> [Given instruction]: Can you change every "Adhesive A" to "Epoxy A" in the listing, from its first line through the line containing "- axes: [250, 148, 1905, 1607]", and return only those lines with everything else left as it is?

> [Data excerpts]:
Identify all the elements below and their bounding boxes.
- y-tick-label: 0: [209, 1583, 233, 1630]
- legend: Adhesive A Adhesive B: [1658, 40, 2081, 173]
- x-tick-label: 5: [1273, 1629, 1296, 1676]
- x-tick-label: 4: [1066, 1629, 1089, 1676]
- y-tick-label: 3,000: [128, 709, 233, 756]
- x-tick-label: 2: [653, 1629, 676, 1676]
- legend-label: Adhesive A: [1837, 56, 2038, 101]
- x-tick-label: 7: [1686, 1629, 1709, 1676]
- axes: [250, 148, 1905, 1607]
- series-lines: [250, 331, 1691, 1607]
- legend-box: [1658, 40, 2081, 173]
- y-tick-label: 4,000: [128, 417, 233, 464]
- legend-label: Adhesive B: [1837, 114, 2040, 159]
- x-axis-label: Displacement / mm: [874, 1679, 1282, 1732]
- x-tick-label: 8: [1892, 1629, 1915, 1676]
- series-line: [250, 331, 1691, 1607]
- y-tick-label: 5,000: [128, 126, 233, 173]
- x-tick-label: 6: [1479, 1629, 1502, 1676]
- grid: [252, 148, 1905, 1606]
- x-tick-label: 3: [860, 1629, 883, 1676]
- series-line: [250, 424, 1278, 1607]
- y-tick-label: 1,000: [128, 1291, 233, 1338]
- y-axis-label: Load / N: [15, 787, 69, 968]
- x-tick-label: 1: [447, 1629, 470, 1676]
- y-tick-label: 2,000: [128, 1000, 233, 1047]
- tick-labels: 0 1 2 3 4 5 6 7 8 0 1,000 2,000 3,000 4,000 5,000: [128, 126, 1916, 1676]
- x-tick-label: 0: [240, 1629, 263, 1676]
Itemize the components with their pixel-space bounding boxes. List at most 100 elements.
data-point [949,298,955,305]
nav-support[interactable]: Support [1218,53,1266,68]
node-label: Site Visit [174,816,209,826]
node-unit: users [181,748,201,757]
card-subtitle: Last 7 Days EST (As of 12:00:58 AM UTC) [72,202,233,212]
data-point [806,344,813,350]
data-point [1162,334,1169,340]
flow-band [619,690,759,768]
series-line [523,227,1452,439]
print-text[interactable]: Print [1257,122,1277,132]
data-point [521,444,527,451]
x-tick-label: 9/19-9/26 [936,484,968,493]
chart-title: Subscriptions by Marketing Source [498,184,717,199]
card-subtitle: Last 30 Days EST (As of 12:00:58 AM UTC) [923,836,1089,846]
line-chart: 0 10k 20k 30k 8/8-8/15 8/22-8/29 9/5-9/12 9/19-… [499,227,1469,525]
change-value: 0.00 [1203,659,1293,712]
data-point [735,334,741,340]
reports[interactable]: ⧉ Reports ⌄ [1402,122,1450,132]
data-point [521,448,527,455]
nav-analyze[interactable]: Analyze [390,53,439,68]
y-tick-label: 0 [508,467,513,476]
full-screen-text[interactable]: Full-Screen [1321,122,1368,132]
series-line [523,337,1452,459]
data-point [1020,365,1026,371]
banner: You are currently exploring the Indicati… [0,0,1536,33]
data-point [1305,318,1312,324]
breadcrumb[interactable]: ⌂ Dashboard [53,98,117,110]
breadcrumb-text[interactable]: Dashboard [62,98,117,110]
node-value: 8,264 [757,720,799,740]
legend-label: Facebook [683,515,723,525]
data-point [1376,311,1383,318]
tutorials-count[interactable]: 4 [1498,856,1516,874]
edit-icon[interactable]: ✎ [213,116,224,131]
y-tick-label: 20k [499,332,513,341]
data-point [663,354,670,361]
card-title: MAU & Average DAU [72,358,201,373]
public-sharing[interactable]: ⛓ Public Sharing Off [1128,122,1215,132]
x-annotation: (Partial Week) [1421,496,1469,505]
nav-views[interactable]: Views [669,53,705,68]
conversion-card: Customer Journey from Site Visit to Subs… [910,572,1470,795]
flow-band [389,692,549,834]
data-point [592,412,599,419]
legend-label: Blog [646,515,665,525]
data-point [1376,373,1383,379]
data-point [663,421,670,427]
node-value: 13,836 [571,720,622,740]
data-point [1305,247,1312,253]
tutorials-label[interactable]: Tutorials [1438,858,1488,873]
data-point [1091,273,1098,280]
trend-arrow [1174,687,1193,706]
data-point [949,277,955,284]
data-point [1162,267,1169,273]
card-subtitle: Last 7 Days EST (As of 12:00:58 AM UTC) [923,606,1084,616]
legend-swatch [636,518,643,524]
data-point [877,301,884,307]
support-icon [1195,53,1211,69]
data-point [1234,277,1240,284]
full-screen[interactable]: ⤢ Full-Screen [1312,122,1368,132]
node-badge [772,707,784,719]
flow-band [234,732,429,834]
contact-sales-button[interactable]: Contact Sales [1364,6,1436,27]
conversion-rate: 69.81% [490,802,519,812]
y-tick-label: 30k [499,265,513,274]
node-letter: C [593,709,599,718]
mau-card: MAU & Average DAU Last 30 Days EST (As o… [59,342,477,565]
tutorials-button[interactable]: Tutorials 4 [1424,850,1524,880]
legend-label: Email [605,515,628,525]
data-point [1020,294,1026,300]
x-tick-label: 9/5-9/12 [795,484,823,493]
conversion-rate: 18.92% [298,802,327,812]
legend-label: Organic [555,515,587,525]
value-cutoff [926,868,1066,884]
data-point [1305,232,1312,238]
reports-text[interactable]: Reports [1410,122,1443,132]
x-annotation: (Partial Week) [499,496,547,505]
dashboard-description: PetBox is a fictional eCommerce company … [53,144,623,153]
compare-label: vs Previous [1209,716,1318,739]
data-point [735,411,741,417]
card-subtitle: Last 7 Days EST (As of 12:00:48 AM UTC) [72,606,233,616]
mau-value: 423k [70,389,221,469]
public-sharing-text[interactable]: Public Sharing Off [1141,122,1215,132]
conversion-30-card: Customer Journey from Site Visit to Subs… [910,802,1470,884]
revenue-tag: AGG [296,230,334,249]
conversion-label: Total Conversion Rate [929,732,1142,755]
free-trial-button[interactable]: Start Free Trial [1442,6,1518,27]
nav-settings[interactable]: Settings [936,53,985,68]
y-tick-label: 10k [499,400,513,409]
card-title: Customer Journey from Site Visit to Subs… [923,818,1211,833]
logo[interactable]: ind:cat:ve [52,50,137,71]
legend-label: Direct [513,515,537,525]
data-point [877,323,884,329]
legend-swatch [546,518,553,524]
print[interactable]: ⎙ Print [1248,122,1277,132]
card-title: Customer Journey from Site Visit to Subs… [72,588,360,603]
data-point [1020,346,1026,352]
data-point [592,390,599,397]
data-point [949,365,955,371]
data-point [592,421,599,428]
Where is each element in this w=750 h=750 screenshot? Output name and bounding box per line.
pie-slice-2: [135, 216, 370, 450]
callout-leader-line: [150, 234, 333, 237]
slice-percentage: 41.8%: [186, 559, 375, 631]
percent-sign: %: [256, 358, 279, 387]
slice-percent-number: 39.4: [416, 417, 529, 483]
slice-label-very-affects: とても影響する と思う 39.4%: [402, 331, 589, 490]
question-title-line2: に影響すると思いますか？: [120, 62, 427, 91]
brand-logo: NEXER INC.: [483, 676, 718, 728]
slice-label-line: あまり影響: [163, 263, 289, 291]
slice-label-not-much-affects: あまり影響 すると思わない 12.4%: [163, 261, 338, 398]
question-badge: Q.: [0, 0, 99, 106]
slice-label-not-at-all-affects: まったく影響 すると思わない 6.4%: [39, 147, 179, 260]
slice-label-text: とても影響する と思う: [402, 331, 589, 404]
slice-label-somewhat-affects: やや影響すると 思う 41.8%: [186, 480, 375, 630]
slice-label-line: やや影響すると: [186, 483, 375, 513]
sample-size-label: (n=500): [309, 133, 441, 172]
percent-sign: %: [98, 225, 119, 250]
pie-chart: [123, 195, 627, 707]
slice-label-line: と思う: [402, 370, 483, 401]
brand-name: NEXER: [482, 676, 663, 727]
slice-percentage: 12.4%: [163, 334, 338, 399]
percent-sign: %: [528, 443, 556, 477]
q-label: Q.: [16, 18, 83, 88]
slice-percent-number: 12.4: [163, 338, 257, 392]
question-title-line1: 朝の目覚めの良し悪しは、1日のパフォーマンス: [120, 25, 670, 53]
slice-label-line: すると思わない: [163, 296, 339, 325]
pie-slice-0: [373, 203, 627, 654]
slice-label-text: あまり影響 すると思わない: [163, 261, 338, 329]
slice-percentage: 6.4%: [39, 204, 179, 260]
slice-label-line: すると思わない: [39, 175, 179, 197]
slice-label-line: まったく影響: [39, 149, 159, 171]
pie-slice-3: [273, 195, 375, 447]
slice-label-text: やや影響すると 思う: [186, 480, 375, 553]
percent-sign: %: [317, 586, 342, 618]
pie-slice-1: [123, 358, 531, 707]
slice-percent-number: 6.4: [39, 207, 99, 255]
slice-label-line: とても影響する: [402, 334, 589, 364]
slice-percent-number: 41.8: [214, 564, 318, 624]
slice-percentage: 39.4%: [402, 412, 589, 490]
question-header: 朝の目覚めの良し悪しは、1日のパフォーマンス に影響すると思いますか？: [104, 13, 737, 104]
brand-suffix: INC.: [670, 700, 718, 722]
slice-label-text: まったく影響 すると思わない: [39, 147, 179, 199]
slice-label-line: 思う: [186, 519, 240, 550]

> [Expected answer]:
Identify all the elements below and their bounding boxes.
- y-tick-label: 0: [209, 1583, 233, 1630]
- legend: Epoxy A Adhesive B: [1658, 40, 2081, 173]
- x-tick-label: 5: [1273, 1629, 1296, 1676]
- x-tick-label: 4: [1066, 1629, 1089, 1676]
- y-tick-label: 3,000: [128, 709, 233, 756]
- x-tick-label: 2: [653, 1629, 676, 1676]
- legend-label: Epoxy A: [1837, 56, 2038, 101]
- x-tick-label: 7: [1686, 1629, 1709, 1676]
- axes: [250, 148, 1905, 1607]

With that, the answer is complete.